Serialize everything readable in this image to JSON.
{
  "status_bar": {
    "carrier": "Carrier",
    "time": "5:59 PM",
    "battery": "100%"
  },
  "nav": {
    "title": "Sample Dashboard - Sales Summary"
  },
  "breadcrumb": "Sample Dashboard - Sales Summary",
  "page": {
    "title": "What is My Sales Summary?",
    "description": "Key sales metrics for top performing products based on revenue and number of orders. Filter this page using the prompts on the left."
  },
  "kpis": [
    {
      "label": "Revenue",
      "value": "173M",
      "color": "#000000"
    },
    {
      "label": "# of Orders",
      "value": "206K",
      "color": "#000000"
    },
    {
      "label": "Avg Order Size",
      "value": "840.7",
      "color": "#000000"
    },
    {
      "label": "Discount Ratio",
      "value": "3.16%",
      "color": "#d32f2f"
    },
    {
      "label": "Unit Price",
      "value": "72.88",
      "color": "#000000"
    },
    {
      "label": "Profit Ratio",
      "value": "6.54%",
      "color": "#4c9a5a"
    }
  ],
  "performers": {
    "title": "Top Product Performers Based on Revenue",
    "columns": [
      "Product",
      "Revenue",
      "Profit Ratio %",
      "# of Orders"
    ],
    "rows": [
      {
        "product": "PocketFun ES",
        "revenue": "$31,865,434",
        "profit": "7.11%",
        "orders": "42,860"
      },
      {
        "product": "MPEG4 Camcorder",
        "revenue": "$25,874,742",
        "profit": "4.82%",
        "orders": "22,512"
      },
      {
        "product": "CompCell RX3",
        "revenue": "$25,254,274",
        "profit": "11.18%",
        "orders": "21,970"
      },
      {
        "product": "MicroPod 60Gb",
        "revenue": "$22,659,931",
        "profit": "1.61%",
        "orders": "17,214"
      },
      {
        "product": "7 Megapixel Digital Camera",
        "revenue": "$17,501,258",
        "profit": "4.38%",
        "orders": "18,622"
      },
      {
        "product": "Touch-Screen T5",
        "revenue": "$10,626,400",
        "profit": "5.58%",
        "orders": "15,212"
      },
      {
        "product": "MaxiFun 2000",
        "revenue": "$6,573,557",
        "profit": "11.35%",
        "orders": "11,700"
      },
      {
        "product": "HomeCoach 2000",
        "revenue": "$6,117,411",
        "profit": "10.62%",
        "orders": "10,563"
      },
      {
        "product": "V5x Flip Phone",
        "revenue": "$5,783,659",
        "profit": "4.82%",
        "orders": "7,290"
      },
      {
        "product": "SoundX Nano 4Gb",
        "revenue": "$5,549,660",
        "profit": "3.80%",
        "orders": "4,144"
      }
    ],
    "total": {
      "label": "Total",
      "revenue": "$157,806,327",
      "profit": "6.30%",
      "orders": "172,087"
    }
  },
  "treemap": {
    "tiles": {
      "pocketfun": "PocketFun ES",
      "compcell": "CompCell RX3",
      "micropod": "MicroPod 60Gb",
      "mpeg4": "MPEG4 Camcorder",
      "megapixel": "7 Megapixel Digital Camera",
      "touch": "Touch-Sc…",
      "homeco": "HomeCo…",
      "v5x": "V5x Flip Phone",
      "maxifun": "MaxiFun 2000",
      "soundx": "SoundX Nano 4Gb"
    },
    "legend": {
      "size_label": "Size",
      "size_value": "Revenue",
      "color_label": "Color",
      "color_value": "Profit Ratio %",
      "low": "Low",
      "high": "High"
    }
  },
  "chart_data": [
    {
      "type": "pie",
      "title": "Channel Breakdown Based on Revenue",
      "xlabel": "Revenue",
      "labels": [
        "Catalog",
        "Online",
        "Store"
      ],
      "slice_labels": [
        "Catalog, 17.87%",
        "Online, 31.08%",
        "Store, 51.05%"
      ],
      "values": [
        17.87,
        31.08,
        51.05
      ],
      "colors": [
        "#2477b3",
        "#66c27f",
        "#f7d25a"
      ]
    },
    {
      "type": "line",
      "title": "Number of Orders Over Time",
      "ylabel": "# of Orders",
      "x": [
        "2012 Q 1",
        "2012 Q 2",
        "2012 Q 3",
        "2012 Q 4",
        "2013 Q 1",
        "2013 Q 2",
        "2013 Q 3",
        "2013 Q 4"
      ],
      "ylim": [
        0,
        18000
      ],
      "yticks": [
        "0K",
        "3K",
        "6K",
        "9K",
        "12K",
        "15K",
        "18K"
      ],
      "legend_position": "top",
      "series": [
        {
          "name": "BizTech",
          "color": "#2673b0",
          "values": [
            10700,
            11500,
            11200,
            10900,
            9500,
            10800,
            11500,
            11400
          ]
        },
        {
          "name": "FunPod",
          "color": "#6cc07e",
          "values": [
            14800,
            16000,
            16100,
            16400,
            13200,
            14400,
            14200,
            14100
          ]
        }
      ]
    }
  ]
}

===

### WHAT TO PRODUCE
Copy each line of the data above without altering a single character.

### RIGHT ANSWER
Serialize everything readable in this image to JSON.
{
  "status_bar": {
    "carrier": "Carrier",
    "time": "5:59 PM",
    "battery": "100%"
  },
  "nav": {
    "title": "Sample Dashboard - Sales Summary"
  },
  "breadcrumb": "Sample Dashboard - Sales Summary",
  "page": {
    "title": "What is My Sales Summary?",
    "description": "Key sales metrics for top performing products based on revenue and number of orders. Filter this page using the prompts on the left."
  },
  "kpis": [
    {
      "label": "Revenue",
      "value": "173M",
      "color": "#000000"
    },
    {
      "label": "# of Orders",
      "value": "206K",
      "color": "#000000"
    },
    {
      "label": "Avg Order Size",
      "value": "840.7",
      "color": "#000000"
    },
    {
      "label": "Discount Ratio",
      "value": "3.16%",
      "color": "#d32f2f"
    },
    {
      "label": "Unit Price",
      "value": "72.88",
      "color": "#000000"
    },
    {
      "label": "Profit Ratio",
      "value": "6.54%",
      "color": "#4c9a5a"
    }
  ],
  "performers": {
    "title": "Top Product Performers Based on Revenue",
    "columns": [
      "Product",
      "Revenue",
      "Profit Ratio %",
      "# of Orders"
    ],
    "rows": [
      {
        "product": "PocketFun ES",
        "revenue": "$31,865,434",
        "profit": "7.11%",
        "orders": "42,860"
      },
      {
        "product": "MPEG4 Camcorder",
        "revenue": "$25,874,742",
        "profit": "4.82%",
        "orders": "22,512"
      },
      {
        "product": "CompCell RX3",
        "revenue": "$25,254,274",
        "profit": "11.18%",
        "orders": "21,970"
      },
      {
        "product": "MicroPod 60Gb",
        "revenue": "$22,659,931",
        "profit": "1.61%",
        "orders": "17,214"
      },
      {
        "product": "7 Megapixel Digital Camera",
        "revenue": "$17,501,258",
        "profit": "4.38%",
        "orders": "18,622"
      },
      {
        "product": "Touch-Screen T5",
        "revenue": "$10,626,400",
        "profit": "5.58%",
        "orders": "15,212"
      },
      {
        "product": "MaxiFun 2000",
        "revenue": "$6,573,557",
        "profit": "11.35%",
        "orders": "11,700"
      },
      {
        "product": "HomeCoach 2000",
        "revenue": "$6,117,411",
        "profit": "10.62%",
        "orders": "10,563"
      },
      {
        "product": "V5x Flip Phone",
        "revenue": "$5,783,659",
        "profit": "4.82%",
        "orders": "7,290"
      },
      {
        "product": "SoundX Nano 4Gb",
        "revenue": "$5,549,660",
        "profit": "3.80%",
        "orders": "4,144"
      }
    ],
    "total": {
      "label": "Total",
      "revenue": "$157,806,327",
      "profit": "6.30%",
      "orders": "172,087"
    }
  },
  "treemap": {
    "tiles": {
      "pocketfun": "PocketFun ES",
      "compcell": "CompCell RX3",
      "micropod": "MicroPod 60Gb",
      "mpeg4": "MPEG4 Camcorder",
      "megapixel": "7 Megapixel Digital Camera",
      "touch": "Touch-Sc…",
      "homeco": "HomeCo…",
      "v5x": "V5x Flip Phone",
      "maxifun": "MaxiFun 2000",
      "soundx": "SoundX Nano 4Gb"
    },
    "legend": {
      "size_label": "Size",
      "size_value": "Revenue",
      "color_label": "Color",
      "color_value": "Profit Ratio %",
      "low": "Low",
      "high": "High"
    }
  },
  "chart_data": [
    {
      "type": "pie",
      "title": "Channel Breakdown Based on Revenue",
      "xlabel": "Revenue",
      "labels": [
        "Catalog",
        "Online",
        "Store"
      ],
      "slice_labels": [
        "Catalog, 17.87%",
        "Online, 31.08%",
        "Store, 51.05%"
      ],
      "values": [
        17.87,
        31.08,
        51.05
      ],
      "colors": [
        "#2477b3",
        "#66c27f",
        "#f7d25a"
      ]
    },
    {
      "type": "line",
      "title": "Number of Orders Over Time",
      "ylabel": "# of Orders",
      "x": [
        "2012 Q 1",
        "2012 Q 2",
        "2012 Q 3",
        "2012 Q 4",
        "2013 Q 1",
        "2013 Q 2",
        "2013 Q 3",
        "2013 Q 4"
      ],
      "ylim": [
        0,
        18000
      ],
      "yticks": [
        "0K",
        "3K",
        "6K",
        "9K",
        "12K",
        "15K",
        "18K"
      ],
      "legend_position": "top",
      "series": [
        {
          "name": "BizTech",
          "color": "#2673b0",
          "values": [
            10700,
            11500,
            11200,
            10900,
            9500,
            10800,
            11500,
            11400
          ]
        },
        {
          "name": "FunPod",
          "color": "#6cc07e",
          "values": [
            14800,
            16000,
            16100,
            16400,
            13200,
            14400,
            14200,
            14100
          ]
        }
      ]
    }
  ]
}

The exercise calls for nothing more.